(YOUR INSTRUCTIONS) For this exercise, copy out each line of the material below that includes "true".

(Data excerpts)
— begin —

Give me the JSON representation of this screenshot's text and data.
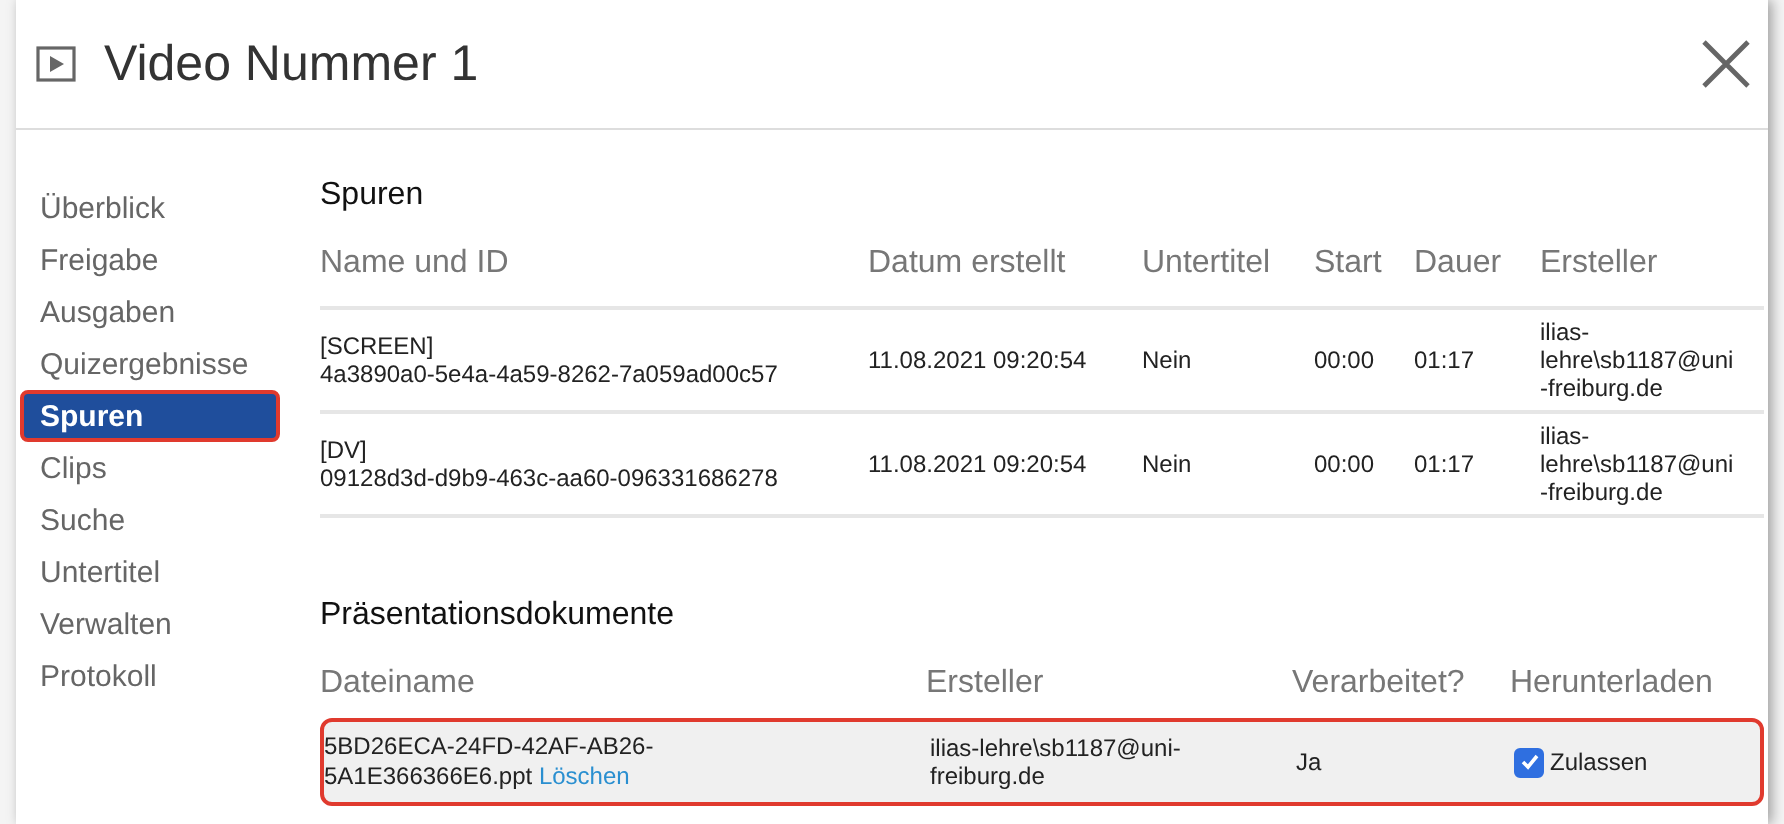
{
  "window": {
    "title": "Video Nummer 1"
  },
  "sidebar": {
    "items": [
      {
        "label": "Überblick",
        "selected": false
      },
      {
        "label": "Freigabe",
        "selected": false
      },
      {
        "label": "Ausgaben",
        "selected": false
      },
      {
        "label": "Quizergebnisse",
        "selected": false
      },
      {
        "label": "Spuren",
        "selected": true
      },
      {
        "label": "Clips",
        "selected": false
      },
      {
        "label": "Suche",
        "selected": false
      },
      {
        "label": "Untertitel",
        "selected": false
      },
      {
        "label": "Verwalten",
        "selected": false
      },
      {
        "label": "Protokoll",
        "selected": false
      }
    ]
  },
  "tracks": {
    "title": "Spuren",
    "columns": [
      "Name und ID",
      "Datum erstellt",
      "Untertitel",
      "Start",
      "Dauer",
      "Ersteller"
    ],
    "rows": [
      {
        "name": "[SCREEN]",
        "id": "4a3890a0-5e4a-4a59-8262-7a059ad00c57",
        "created": "11.08.2021 09:20:54",
        "subtitles": "Nein",
        "start": "00:00",
        "duration": "01:17",
        "creator": "ilias-lehre\\sb1187@uni-freiburg.de"
      },
      {
        "name": "[DV]",
        "id": "09128d3d-d9b9-463c-aa60-096331686278",
        "created": "11.08.2021 09:20:54",
        "subtitles": "Nein",
        "start": "00:00",
        "duration": "01:17",
        "creator": "ilias-lehre\\sb1187@uni-freiburg.de"
      }
    ]
  },
  "documents": {
    "title": "Präsentationsdokumente",
    "columns": [
      "Dateiname",
      "Ersteller",
      "Verarbeitet?",
      "Herunterladen"
    ],
    "rows": [
      {
        "file": "5BD26ECA-24FD-42AF-AB26-5A1E366366E6.ppt",
        "delete_link": "Löschen",
        "creator": "ilias-lehre\\sb1187@uni-freiburg.de",
        "processed": "Ja",
        "download_label": "Zulassen",
        "download_allowed": true,
        "highlighted": true
      }
    ]
  }
}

— end —

(TASK RESPONSE)
        "selected": true
        "download_allowed": true,
        "highlighted": true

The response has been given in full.